__Directions__.
Transcribe the whole listing below without changing a word, but leave out every image.

__Data rows__.

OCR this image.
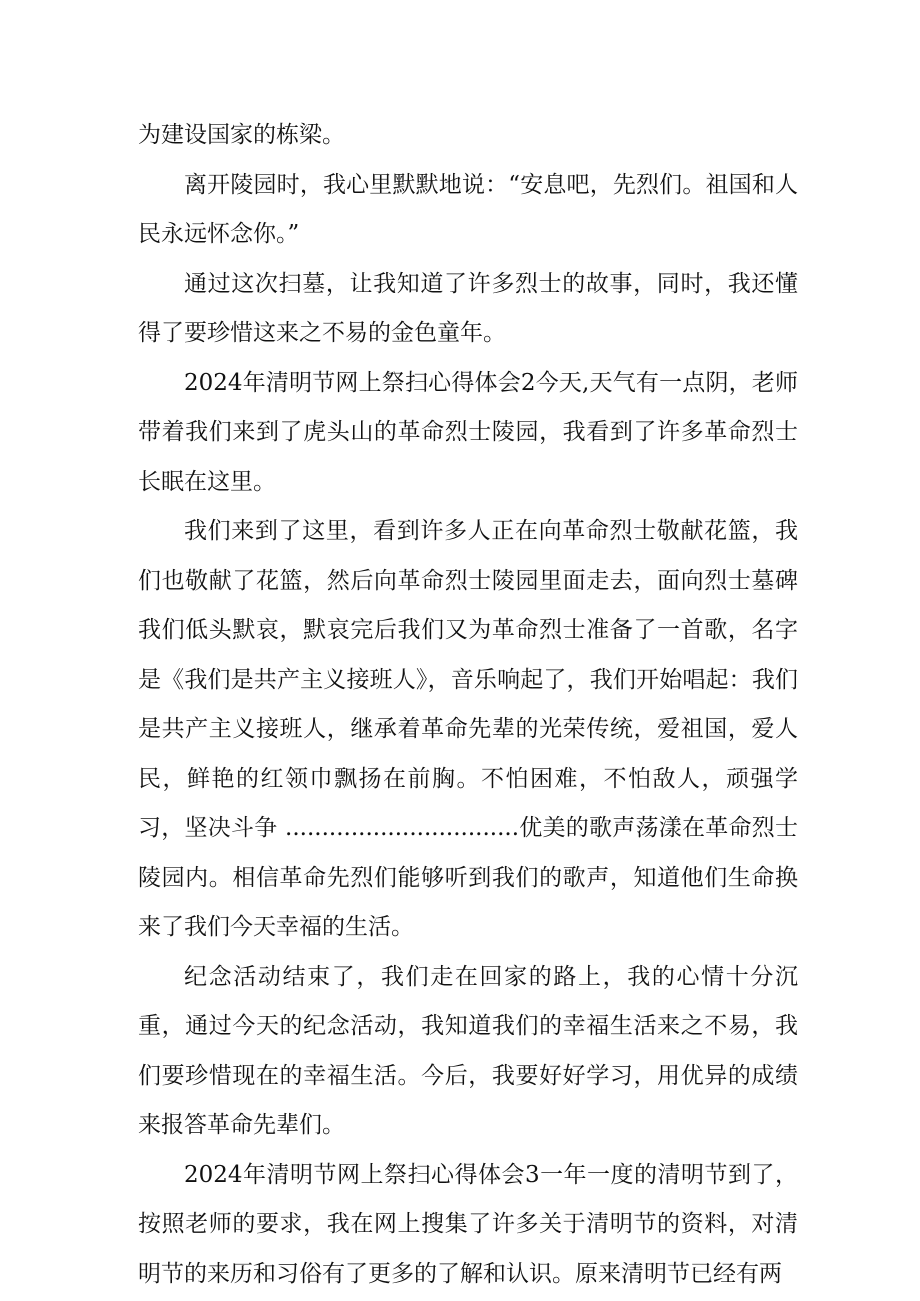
为建设国家的栋梁。

离开陵园时，我心里默默地说：“安息吧，先烈们。祖国和人民永远怀念你。”

通过这次扫墓，让我知道了许多烈士的故事，同时，我还懂得了要珍惜这来之不易的金色童年。

2024年清明节网上祭扫心得体会2今天,天气有一点阴，老师带着我们来到了虎头山的革命烈士陵园，我看到了许多革命烈士长眠在这里。

我们来到了这里，看到许多人正在向革命烈士敬献花篮，我们也敬献了花篮，然后向革命烈士陵园里面走去，面向烈士墓碑我们低头默哀，默哀完后我们又为革命烈士准备了一首歌，名字是《我们是共产主义接班人》，音乐响起了，我们开始唱起：我们是共产主义接班人，继承着革命先辈的光荣传统，爱祖国，爱人民，鲜艳的红领巾飘扬在前胸。不怕困难，不怕敌人，顽强学习，坚决斗争 ................................优美的歌声荡漾在革命烈士陵园内。相信革命先烈们能够听到我们的歌声，知道他们生命换来了我们今天幸福的生活。

纪念活动结束了，我们走在回家的路上，我的心情十分沉重，通过今天的纪念活动，我知道我们的幸福生活来之不易，我们要珍惜现在的幸福生活。今后，我要好好学习，用优异的成绩来报答革命先辈们。

2024年清明节网上祭扫心得体会3一年一度的清明节到了，按照老师的要求，我在网上搜集了许多关于清明节的资料，对清明节的来历和习俗有了更多的了解和认识。原来清明节已经有两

__Full answer__.
OCR this image.
为建设国家的栋梁。

离开陵园时，我心里默默地说：“安息吧，先烈们。祖国和人民永远怀念你。”

通过这次扫墓，让我知道了许多烈士的故事，同时，我还懂得了要珍惜这来之不易的金色童年。

2024年清明节网上祭扫心得体会2今天,天气有一点阴，老师带着我们来到了虎头山的革命烈士陵园，我看到了许多革命烈士长眠在这里。

我们来到了这里，看到许多人正在向革命烈士敬献花篮，我们也敬献了花篮，然后向革命烈士陵园里面走去，面向烈士墓碑我们低头默哀，默哀完后我们又为革命烈士准备了一首歌，名字是《我们是共产主义接班人》，音乐响起了，我们开始唱起：我们是共产主义接班人，继承着革命先辈的光荣传统，爱祖国，爱人民，鲜艳的红领巾飘扬在前胸。不怕困难，不怕敌人，顽强学习，坚决斗争 ................................优美的歌声荡漾在革命烈士陵园内。相信革命先烈们能够听到我们的歌声，知道他们生命换来了我们今天幸福的生活。

纪念活动结束了，我们走在回家的路上，我的心情十分沉重，通过今天的纪念活动，我知道我们的幸福生活来之不易，我们要珍惜现在的幸福生活。今后，我要好好学习，用优异的成绩来报答革命先辈们。

2024年清明节网上祭扫心得体会3一年一度的清明节到了，按照老师的要求，我在网上搜集了许多关于清明节的资料，对清明节的来历和习俗有了更多的了解和认识。原来清明节已经有两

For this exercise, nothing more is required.